_TASK DETAILS_
Pull each line holding the word "content" from the data.

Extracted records
★ ★ ★

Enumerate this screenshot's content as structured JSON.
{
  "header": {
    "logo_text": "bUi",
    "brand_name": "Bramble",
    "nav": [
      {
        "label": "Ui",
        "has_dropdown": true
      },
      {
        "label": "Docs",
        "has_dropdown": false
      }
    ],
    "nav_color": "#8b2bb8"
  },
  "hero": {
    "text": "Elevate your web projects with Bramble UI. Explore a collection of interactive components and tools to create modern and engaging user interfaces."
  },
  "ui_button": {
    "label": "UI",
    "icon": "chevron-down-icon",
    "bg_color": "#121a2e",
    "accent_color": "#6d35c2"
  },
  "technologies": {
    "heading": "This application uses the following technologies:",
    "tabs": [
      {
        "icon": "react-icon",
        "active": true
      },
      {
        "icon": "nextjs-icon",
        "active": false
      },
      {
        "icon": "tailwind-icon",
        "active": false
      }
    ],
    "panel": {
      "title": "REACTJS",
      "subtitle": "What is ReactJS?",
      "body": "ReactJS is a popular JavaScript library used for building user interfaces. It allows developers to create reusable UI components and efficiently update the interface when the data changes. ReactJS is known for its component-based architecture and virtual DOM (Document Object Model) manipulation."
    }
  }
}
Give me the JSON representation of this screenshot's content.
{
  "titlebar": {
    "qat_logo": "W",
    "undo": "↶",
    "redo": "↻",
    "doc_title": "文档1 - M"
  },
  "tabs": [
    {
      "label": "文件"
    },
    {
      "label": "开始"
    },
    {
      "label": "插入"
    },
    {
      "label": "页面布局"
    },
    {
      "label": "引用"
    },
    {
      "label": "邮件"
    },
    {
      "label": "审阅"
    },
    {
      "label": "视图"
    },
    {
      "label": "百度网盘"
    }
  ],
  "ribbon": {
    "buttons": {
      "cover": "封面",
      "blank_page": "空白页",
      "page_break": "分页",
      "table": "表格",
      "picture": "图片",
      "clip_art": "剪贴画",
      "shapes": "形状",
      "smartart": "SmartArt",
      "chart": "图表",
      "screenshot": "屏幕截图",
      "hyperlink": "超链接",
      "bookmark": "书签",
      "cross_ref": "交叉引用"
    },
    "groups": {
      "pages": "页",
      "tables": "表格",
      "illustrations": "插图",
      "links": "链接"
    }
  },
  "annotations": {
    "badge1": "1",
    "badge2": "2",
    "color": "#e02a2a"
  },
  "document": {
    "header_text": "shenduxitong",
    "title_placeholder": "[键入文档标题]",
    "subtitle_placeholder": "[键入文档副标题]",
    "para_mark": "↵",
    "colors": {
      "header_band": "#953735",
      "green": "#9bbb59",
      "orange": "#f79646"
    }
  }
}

★ ★ ★

_WRITTEN ANSWER_
Enumerate this screenshot's content as structured JSON.
Give me the JSON representation of this screenshot's content.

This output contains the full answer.